* THE PROBLEM *
Reproduce the records exactly.

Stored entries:
============================================================
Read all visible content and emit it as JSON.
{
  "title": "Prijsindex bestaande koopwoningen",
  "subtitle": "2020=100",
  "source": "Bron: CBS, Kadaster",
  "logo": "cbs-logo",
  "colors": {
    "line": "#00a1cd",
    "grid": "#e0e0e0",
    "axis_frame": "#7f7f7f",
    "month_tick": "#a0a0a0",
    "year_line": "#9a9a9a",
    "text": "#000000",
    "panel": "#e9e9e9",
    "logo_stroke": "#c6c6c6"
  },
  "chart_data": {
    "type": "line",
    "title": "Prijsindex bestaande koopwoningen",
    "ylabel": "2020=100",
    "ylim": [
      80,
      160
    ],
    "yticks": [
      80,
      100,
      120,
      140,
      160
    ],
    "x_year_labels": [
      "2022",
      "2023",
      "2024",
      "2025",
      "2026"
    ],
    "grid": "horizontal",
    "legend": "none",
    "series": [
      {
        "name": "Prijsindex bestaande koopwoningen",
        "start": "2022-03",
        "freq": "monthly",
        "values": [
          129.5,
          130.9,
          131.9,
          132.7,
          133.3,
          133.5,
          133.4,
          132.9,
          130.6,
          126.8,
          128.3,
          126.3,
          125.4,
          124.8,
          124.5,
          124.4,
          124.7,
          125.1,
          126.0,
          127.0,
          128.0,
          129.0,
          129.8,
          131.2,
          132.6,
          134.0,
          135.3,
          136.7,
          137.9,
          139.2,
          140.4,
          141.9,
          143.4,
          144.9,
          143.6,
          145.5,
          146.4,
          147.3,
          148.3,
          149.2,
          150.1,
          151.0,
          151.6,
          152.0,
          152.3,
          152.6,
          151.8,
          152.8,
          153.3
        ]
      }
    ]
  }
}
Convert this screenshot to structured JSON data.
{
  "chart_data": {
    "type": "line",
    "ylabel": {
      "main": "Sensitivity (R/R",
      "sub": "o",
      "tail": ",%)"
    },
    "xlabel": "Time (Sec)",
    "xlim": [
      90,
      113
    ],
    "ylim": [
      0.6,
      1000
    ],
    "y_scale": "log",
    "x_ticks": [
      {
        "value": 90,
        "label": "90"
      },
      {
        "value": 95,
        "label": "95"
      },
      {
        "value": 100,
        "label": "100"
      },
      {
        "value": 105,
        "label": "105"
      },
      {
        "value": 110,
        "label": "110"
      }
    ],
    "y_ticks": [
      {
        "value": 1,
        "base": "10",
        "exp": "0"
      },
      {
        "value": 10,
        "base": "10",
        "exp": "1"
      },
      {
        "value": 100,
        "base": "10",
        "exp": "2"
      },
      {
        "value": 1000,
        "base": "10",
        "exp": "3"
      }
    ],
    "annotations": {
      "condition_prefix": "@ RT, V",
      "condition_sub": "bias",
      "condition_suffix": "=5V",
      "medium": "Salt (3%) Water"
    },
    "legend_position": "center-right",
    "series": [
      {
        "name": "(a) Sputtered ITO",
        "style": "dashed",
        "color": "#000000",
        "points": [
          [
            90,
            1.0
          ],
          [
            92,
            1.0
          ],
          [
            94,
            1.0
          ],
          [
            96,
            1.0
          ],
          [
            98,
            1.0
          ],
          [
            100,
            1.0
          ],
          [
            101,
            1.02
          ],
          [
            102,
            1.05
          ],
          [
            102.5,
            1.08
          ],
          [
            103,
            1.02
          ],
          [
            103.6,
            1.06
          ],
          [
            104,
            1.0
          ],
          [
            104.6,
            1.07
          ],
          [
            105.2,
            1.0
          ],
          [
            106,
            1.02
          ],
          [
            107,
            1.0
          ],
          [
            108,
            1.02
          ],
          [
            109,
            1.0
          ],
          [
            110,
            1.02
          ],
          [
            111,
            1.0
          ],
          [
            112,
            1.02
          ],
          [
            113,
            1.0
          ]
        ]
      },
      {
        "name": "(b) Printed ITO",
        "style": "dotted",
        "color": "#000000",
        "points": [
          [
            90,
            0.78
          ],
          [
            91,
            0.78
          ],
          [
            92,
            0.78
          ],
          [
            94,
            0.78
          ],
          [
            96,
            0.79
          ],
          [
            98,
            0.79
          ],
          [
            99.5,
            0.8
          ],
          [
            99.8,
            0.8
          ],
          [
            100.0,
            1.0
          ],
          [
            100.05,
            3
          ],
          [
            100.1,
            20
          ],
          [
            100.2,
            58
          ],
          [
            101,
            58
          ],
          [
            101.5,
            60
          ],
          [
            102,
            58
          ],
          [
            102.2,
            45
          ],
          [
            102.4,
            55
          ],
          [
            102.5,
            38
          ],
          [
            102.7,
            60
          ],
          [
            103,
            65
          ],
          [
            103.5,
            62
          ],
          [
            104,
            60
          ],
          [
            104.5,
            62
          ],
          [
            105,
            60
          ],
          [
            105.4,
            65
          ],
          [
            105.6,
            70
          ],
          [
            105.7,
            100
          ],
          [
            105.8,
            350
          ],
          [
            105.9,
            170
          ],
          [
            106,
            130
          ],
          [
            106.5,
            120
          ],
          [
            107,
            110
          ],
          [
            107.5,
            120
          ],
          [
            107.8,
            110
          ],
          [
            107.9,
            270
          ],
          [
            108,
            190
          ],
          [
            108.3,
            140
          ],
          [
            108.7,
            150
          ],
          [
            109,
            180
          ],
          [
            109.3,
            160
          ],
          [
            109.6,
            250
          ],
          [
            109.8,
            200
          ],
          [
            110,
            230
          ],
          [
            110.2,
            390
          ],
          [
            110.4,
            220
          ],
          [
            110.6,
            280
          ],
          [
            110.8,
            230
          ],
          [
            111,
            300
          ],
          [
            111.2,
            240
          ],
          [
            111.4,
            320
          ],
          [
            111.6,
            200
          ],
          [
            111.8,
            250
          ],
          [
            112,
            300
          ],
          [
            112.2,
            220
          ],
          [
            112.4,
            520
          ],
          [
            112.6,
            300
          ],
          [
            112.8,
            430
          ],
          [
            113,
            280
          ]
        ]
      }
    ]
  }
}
============================================================
* EXERCISE ANSWER *
Read all visible content and emit it as JSON.
{
  "title": "Prijsindex bestaande koopwoningen",
  "subtitle": "2020=100",
  "source": "Bron: CBS, Kadaster",
  "logo": "cbs-logo",
  "colors": {
    "line": "#00a1cd",
    "grid": "#e0e0e0",
    "axis_frame": "#7f7f7f",
    "month_tick": "#a0a0a0",
    "year_line": "#9a9a9a",
    "text": "#000000",
    "panel": "#e9e9e9",
    "logo_stroke": "#c6c6c6"
  },
  "chart_data": {
    "type": "line",
    "title": "Prijsindex bestaande koopwoningen",
    "ylabel": "2020=100",
    "ylim": [
      80,
      160
    ],
    "yticks": [
      80,
      100,
      120,
      140,
      160
    ],
    "x_year_labels": [
      "2022",
      "2023",
      "2024",
      "2025",
      "2026"
    ],
    "grid": "horizontal",
    "legend": "none",
    "series": [
      {
        "name": "Prijsindex bestaande koopwoningen",
        "start": "2022-03",
        "freq": "monthly",
        "values": [
          129.5,
          130.9,
          131.9,
          132.7,
          133.3,
          133.5,
          133.4,
          132.9,
          130.6,
          126.8,
          128.3,
          126.3,
          125.4,
          124.8,
          124.5,
          124.4,
          124.7,
          125.1,
          126.0,
          127.0,
          128.0,
          129.0,
          129.8,
          131.2,
          132.6,
          134.0,
          135.3,
          136.7,
          137.9,
          139.2,
          140.4,
          141.9,
          143.4,
          144.9,
          143.6,
          145.5,
          146.4,
          147.3,
          148.3,
          149.2,
          150.1,
          151.0,
          151.6,
          152.0,
          152.3,
          152.6,
          151.8,
          152.8,
          153.3
        ]
      }
    ]
  }
}
Convert this screenshot to structured JSON data.
{
  "chart_data": {
    "type": "line",
    "ylabel": {
      "main": "Sensitivity (R/R",
      "sub": "o",
      "tail": ",%)"
    },
    "xlabel": "Time (Sec)",
    "xlim": [
      90,
      113
    ],
    "ylim": [
      0.6,
      1000
    ],
    "y_scale": "log",
    "x_ticks": [
      {
        "value": 90,
        "label": "90"
      },
      {
        "value": 95,
        "label": "95"
      },
      {
        "value": 100,
        "label": "100"
      },
      {
        "value": 105,
        "label": "105"
      },
      {
        "value": 110,
        "label": "110"
      }
    ],
    "y_ticks": [
      {
        "value": 1,
        "base": "10",
        "exp": "0"
      },
      {
        "value": 10,
        "base": "10",
        "exp": "1"
      },
      {
        "value": 100,
        "base": "10",
        "exp": "2"
      },
      {
        "value": 1000,
        "base": "10",
        "exp": "3"
      }
    ],
    "annotations": {
      "condition_prefix": "@ RT, V",
      "condition_sub": "bias",
      "condition_suffix": "=5V",
      "medium": "Salt (3%) Water"
    },
    "legend_position": "center-right",
    "series": [
      {
        "name": "(a) Sputtered ITO",
        "style": "dashed",
        "color": "#000000",
        "points": [
          [
            90,
            1.0
          ],
          [
            92,
            1.0
          ],
          [
            94,
            1.0
          ],
          [
            96,
            1.0
          ],
          [
            98,
            1.0
          ],
          [
            100,
            1.0
          ],
          [
            101,
            1.02
          ],
          [
            102,
            1.05
          ],
          [
            102.5,
            1.08
          ],
          [
            103,
            1.02
          ],
          [
            103.6,
            1.06
          ],
          [
            104,
            1.0
          ],
          [
            104.6,
            1.07
          ],
          [
            105.2,
            1.0
          ],
          [
            106,
            1.02
          ],
          [
            107,
            1.0
          ],
          [
            108,
            1.02
          ],
          [
            109,
            1.0
          ],
          [
            110,
            1.02
          ],
          [
            111,
            1.0
          ],
          [
            112,
            1.02
          ],
          [
            113,
            1.0
          ]
        ]
      },
      {
        "name": "(b) Printed ITO",
        "style": "dotted",
        "color": "#000000",
        "points": [
          [
            90,
            0.78
          ],
          [
            91,
            0.78
          ],
          [
            92,
            0.78
          ],
          [
            94,
            0.78
          ],
          [
            96,
            0.79
          ],
          [
            98,
            0.79
          ],
          [
            99.5,
            0.8
          ],
          [
            99.8,
            0.8
          ],
          [
            100.0,
            1.0
          ],
          [
            100.05,
            3
          ],
          [
            100.1,
            20
          ],
          [
            100.2,
            58
          ],
          [
            101,
            58
          ],
          [
            101.5,
            60
          ],
          [
            102,
            58
          ],
          [
            102.2,
            45
          ],
          [
            102.4,
            55
          ],
          [
            102.5,
            38
          ],
          [
            102.7,
            60
          ],
          [
            103,
            65
          ],
          [
            103.5,
            62
          ],
          [
            104,
            60
          ],
          [
            104.5,
            62
          ],
          [
            105,
            60
          ],
          [
            105.4,
            65
          ],
          [
            105.6,
            70
          ],
          [
            105.7,
            100
          ],
          [
            105.8,
            350
          ],
          [
            105.9,
            170
          ],
          [
            106,
            130
          ],
          [
            106.5,
            120
          ],
          [
            107,
            110
          ],
          [
            107.5,
            120
          ],
          [
            107.8,
            110
          ],
          [
            107.9,
            270
          ],
          [
            108,
            190
          ],
          [
            108.3,
            140
          ],
          [
            108.7,
            150
          ],
          [
            109,
            180
          ],
          [
            109.3,
            160
          ],
          [
            109.6,
            250
          ],
          [
            109.8,
            200
          ],
          [
            110,
            230
          ],
          [
            110.2,
            390
          ],
          [
            110.4,
            220
          ],
          [
            110.6,
            280
          ],
          [
            110.8,
            230
          ],
          [
            111,
            300
          ],
          [
            111.2,
            240
          ],
          [
            111.4,
            320
          ],
          [
            111.6,
            200
          ],
          [
            111.8,
            250
          ],
          [
            112,
            300
          ],
          [
            112.2,
            220
          ],
          [
            112.4,
            520
          ],
          [
            112.6,
            300
          ],
          [
            112.8,
            430
          ],
          [
            113,
            280
          ]
        ]
      }
    ]
  }
}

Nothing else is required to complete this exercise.